Identify the lines that contain the word "United", then copy them.

__Extracts from a graphics dataset__
[start]

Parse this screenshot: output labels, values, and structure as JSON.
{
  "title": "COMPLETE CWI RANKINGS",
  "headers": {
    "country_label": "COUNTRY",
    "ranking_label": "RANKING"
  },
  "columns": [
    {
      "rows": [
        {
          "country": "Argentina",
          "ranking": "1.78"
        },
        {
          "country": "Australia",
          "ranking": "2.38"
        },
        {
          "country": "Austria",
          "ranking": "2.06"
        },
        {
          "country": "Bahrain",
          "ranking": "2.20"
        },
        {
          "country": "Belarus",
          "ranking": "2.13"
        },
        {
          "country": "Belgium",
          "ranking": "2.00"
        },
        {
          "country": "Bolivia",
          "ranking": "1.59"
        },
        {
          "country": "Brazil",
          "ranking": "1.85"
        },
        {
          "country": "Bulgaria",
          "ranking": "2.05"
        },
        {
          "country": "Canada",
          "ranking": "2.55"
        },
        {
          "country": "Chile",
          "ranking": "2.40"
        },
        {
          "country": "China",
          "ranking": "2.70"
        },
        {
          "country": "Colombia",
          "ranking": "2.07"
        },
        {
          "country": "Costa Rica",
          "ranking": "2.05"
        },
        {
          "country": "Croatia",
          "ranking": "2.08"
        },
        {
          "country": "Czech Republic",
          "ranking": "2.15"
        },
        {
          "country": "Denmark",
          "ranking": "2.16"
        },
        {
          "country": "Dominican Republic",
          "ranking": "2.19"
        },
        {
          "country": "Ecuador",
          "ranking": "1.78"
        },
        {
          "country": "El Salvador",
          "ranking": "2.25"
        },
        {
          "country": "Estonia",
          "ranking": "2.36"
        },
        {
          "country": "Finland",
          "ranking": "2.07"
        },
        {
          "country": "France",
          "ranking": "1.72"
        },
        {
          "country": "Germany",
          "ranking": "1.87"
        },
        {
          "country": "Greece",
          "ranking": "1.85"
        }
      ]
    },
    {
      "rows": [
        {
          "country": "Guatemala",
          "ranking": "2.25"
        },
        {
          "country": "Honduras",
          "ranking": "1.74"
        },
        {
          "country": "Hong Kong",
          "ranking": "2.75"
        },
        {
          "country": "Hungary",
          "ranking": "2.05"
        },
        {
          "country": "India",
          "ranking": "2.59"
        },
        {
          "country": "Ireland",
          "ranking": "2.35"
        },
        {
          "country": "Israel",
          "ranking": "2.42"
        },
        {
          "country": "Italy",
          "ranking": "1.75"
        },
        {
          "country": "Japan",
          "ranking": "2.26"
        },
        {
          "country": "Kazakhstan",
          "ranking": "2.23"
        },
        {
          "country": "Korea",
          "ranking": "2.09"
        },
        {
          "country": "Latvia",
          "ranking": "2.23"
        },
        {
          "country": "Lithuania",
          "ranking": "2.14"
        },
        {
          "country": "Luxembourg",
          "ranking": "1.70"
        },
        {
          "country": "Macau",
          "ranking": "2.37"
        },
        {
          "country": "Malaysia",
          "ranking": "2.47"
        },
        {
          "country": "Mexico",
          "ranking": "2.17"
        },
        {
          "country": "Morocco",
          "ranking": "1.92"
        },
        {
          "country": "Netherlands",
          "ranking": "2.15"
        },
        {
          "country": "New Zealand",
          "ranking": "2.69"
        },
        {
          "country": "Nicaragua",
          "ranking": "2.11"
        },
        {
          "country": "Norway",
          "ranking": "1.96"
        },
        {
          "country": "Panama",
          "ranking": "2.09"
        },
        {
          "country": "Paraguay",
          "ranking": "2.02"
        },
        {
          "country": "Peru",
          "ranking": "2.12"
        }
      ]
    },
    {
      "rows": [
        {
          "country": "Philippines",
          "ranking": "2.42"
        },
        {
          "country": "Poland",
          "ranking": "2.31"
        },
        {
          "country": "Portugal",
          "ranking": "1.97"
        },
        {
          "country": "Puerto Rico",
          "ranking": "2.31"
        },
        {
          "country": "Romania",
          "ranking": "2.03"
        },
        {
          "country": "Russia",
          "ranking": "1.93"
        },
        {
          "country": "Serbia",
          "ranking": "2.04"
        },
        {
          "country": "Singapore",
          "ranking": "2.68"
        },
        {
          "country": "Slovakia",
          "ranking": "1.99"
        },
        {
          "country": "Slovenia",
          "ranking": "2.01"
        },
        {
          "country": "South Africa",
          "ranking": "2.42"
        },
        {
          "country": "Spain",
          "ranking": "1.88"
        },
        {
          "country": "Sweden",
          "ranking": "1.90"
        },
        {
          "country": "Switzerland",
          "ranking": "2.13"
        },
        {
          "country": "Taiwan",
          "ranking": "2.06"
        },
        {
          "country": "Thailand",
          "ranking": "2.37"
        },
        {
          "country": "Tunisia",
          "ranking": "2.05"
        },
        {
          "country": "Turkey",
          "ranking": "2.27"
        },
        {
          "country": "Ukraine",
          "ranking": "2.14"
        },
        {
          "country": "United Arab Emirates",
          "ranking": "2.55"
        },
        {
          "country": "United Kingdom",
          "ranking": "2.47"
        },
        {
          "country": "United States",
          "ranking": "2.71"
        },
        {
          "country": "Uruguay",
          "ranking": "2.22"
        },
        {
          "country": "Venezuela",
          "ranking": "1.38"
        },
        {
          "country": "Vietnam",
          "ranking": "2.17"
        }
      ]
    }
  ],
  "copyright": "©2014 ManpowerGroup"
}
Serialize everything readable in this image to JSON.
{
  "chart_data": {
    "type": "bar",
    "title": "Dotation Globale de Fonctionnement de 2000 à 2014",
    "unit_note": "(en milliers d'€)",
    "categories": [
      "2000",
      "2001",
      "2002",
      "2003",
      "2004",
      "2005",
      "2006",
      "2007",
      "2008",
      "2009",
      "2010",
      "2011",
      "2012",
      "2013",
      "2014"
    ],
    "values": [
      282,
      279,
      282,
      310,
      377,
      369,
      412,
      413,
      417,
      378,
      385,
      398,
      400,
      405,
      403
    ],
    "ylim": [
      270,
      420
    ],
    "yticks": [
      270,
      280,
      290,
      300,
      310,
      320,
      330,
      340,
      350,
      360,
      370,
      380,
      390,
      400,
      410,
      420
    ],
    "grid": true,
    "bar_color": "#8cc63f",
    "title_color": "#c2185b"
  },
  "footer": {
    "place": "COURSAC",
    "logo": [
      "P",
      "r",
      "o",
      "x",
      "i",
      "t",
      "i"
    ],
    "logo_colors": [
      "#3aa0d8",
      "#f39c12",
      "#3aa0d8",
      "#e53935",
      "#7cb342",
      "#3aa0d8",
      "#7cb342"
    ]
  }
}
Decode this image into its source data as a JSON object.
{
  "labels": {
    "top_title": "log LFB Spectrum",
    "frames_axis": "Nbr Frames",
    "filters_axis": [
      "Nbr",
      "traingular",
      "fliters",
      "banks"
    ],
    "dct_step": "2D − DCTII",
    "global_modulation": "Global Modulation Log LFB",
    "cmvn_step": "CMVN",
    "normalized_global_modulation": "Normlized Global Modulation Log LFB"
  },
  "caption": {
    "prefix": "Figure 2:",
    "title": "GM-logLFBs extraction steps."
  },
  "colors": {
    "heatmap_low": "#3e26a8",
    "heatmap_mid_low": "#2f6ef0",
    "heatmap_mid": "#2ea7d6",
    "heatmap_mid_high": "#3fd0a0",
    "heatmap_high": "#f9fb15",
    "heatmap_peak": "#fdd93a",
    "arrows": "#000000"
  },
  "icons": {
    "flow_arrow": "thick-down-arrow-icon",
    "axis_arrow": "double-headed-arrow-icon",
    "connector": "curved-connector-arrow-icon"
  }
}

[end]

__REPLY__
          "country": "United Arab Emirates",
          "country": "United Kingdom",
          "country": "United States",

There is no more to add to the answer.